(Collection entries)

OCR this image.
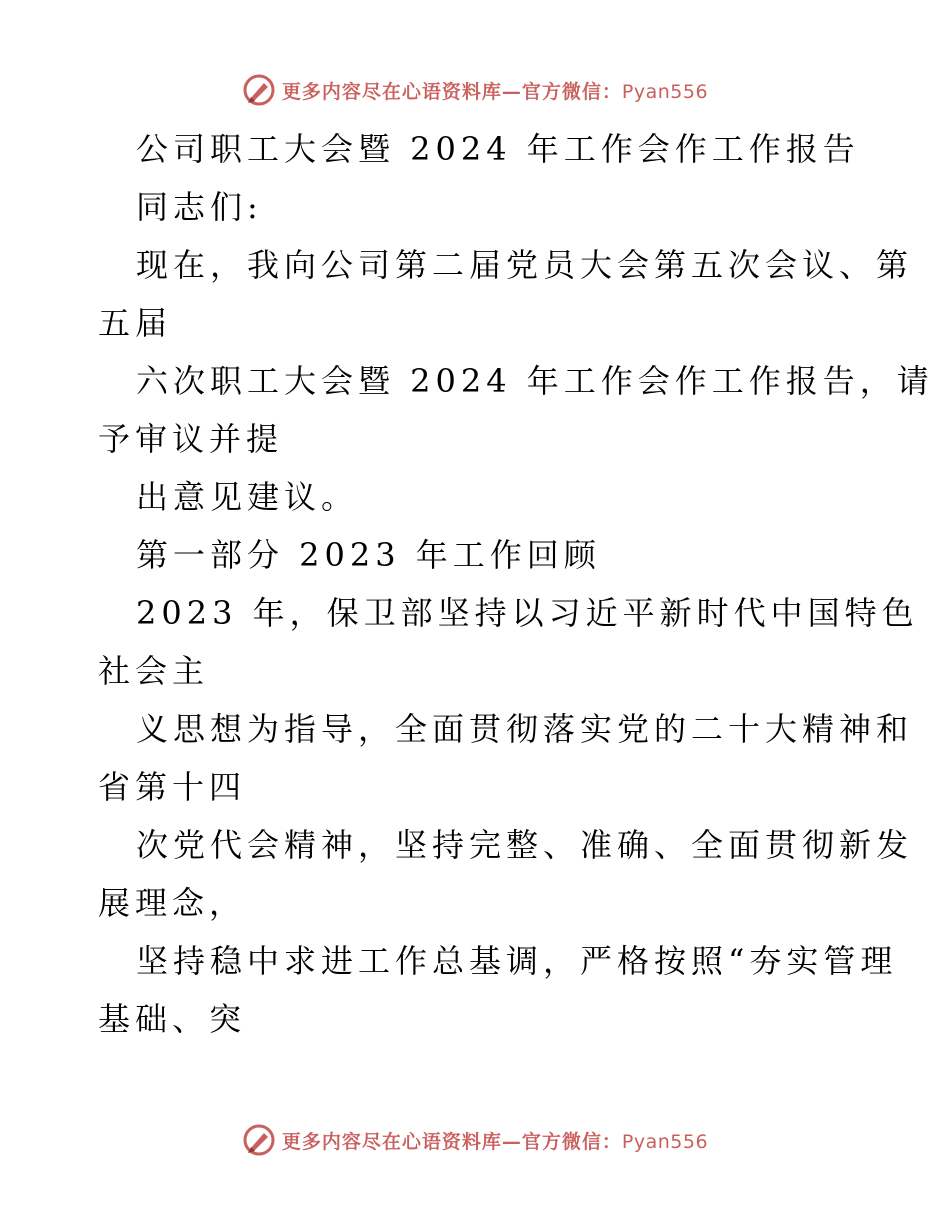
更多内容尽在心语资料库—官方微信：Pyan556
公司职工大会暨 2024 年工作会作工作报告
同志们:
现在，我向公司第二届党员大会第五次会议、第
五届
六次职工大会暨 2024 年工作会作工作报告，请
予审议并提
出意见建议。
第一部分 2023 年工作回顾
2023 年，保卫部坚持以习近平新时代中国特色
社会主
义思想为指导，全面贯彻落实党的二十大精神和
省第十四
次党代会精神，坚持完整、准确、全面贯彻新发
展理念，
坚持稳中求进工作总基调，严格按照“夯实管理
基础、突
更多内容尽在心语资料库—官方微信：Pyan556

◆ OBJECTIVE: Look above for every line with the word "年工作会作工作报告" and copy it.

◆ COMPLETED EXERCISE:
公司职工大会暨 2024 年工作会作工作报告
六次职工大会暨 2024 年工作会作工作报告，请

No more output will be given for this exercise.